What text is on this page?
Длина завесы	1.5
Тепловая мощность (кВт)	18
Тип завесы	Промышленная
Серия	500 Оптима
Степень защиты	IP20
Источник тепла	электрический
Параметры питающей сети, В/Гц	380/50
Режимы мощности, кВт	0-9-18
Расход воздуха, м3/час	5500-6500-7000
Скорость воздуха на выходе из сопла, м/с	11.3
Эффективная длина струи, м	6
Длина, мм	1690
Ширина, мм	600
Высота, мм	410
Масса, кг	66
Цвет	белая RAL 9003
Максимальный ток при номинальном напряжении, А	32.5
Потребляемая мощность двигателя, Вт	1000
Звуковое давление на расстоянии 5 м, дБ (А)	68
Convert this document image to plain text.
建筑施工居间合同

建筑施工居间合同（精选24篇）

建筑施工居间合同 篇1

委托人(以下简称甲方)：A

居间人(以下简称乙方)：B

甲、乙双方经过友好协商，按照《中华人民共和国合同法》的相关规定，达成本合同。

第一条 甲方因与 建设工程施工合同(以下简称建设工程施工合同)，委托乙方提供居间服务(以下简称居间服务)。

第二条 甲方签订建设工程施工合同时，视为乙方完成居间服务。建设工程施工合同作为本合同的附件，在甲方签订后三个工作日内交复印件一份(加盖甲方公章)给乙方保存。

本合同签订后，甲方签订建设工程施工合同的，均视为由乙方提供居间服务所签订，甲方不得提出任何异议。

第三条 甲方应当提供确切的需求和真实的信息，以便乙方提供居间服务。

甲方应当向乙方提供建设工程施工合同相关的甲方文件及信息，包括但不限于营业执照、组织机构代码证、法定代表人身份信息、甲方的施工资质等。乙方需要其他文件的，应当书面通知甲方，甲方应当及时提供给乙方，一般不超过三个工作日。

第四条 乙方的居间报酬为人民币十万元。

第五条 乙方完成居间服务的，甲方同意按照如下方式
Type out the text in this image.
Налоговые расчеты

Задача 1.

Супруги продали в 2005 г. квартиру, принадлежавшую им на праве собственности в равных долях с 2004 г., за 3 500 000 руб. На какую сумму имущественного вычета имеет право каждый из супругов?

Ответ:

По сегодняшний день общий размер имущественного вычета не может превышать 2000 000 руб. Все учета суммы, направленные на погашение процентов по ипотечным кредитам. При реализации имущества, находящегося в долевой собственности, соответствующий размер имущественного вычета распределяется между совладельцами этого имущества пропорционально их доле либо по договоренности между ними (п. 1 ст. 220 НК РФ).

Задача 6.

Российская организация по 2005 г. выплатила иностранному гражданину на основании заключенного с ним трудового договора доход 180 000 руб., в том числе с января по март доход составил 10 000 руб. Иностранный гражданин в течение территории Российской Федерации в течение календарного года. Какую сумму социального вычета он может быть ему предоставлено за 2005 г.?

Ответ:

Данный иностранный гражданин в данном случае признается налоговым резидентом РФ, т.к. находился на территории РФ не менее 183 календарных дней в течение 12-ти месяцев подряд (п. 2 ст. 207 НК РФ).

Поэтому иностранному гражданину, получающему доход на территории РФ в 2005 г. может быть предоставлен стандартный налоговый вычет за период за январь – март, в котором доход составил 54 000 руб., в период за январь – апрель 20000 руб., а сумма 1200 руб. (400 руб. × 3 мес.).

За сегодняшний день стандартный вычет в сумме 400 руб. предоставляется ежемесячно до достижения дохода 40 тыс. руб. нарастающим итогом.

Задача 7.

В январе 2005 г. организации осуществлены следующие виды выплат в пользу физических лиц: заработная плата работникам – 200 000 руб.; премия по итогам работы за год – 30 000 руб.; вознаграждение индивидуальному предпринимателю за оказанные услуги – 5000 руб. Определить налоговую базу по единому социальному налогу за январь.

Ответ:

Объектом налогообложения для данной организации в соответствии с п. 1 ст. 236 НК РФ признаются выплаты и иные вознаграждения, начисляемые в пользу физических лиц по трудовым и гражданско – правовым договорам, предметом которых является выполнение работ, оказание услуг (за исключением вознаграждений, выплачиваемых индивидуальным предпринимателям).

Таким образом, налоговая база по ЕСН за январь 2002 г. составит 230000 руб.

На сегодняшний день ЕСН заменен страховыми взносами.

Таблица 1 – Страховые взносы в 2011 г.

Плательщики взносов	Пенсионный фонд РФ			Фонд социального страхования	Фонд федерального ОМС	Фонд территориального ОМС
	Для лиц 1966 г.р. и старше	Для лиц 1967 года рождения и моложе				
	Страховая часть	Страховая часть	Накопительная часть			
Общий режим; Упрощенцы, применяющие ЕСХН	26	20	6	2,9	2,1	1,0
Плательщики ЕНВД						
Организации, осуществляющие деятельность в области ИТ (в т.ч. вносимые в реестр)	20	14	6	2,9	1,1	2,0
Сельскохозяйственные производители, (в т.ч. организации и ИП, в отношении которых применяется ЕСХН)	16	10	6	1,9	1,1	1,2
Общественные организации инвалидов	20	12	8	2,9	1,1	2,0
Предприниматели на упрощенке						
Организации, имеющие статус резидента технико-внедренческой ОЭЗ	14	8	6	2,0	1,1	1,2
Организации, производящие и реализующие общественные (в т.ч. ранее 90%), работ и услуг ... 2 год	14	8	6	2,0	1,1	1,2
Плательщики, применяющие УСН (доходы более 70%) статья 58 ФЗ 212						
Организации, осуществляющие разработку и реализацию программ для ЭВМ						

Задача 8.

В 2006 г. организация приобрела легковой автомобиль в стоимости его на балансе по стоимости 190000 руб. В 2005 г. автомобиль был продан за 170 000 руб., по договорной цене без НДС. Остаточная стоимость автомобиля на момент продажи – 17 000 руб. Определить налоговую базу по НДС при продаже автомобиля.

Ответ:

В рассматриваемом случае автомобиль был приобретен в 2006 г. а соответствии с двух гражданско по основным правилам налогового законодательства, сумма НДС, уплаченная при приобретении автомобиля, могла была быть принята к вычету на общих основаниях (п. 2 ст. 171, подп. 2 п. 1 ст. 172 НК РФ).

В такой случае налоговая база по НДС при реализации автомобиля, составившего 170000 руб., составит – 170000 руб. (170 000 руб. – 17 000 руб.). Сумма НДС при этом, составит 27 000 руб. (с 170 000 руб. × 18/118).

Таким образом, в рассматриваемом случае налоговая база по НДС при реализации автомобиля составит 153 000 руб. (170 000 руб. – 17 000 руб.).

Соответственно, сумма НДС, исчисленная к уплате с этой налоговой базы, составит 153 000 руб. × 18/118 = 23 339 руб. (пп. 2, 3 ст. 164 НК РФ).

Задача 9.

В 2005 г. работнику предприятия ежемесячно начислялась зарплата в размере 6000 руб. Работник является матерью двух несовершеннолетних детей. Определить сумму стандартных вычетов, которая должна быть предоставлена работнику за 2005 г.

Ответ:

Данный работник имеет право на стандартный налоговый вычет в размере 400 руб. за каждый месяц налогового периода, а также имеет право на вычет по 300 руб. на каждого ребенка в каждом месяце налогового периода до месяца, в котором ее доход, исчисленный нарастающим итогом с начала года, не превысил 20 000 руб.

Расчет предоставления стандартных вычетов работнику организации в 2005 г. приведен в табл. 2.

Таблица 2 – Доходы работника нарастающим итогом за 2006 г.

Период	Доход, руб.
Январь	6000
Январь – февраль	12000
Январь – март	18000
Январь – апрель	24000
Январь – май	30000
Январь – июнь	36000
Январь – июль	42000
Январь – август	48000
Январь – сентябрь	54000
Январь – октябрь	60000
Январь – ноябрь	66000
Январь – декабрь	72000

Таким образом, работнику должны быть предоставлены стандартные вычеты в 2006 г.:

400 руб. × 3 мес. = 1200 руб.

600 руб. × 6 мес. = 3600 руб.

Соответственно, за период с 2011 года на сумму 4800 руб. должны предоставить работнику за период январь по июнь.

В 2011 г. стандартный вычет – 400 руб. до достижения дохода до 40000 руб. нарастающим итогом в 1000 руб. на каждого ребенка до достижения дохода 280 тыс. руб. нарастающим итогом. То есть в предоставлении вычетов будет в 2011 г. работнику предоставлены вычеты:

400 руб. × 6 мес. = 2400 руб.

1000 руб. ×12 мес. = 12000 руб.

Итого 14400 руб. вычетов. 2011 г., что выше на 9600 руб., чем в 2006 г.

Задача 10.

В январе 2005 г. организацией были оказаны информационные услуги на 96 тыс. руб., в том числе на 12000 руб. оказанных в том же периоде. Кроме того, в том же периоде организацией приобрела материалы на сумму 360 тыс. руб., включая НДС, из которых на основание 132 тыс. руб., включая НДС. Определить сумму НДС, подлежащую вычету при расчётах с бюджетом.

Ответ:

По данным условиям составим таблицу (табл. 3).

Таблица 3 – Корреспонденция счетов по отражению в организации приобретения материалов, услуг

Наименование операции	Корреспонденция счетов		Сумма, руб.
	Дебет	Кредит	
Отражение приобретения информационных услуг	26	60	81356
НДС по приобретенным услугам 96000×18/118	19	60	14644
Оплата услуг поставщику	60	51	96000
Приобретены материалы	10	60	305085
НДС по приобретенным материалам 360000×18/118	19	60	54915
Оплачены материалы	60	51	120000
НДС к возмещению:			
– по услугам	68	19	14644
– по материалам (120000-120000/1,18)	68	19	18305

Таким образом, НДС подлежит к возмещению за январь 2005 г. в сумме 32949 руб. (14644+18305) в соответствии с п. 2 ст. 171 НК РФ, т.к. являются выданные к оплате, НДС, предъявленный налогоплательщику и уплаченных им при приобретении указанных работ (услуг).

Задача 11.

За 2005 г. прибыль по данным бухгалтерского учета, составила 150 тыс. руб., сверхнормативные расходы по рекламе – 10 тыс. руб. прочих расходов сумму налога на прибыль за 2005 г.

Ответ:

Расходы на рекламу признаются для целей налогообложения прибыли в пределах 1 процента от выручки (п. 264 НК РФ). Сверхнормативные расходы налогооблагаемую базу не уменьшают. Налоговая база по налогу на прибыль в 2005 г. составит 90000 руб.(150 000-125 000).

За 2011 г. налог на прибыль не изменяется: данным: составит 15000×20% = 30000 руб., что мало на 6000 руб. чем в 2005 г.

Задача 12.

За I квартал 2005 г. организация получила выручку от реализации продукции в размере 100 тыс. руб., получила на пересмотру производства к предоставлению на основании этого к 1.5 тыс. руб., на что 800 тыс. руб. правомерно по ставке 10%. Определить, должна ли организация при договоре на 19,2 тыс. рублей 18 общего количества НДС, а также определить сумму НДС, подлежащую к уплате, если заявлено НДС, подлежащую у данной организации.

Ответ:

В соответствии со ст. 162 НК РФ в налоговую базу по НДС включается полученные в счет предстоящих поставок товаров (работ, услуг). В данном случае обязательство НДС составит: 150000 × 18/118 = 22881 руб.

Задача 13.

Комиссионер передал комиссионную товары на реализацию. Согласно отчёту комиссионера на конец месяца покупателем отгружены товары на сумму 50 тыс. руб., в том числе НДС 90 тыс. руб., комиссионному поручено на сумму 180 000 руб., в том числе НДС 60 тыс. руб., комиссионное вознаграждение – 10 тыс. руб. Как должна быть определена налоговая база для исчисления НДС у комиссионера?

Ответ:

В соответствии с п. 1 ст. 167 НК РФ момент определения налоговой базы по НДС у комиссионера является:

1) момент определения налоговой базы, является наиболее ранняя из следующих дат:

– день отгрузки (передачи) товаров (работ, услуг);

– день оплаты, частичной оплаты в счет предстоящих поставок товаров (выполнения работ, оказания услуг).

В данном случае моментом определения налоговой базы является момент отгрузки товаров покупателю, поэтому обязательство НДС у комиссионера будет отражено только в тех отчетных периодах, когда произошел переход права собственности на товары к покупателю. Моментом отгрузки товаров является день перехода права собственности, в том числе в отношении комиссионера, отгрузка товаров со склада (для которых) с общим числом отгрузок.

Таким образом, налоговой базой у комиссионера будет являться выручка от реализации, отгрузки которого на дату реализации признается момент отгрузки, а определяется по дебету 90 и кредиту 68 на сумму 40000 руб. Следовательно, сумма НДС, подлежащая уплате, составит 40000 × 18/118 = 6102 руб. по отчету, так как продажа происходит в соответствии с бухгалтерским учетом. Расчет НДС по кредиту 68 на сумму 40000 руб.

▶ _TASK GOAL_
Only the number should be given: how many lines of the data contain the word "физических"?

▶ _TASK RESPONSE_
2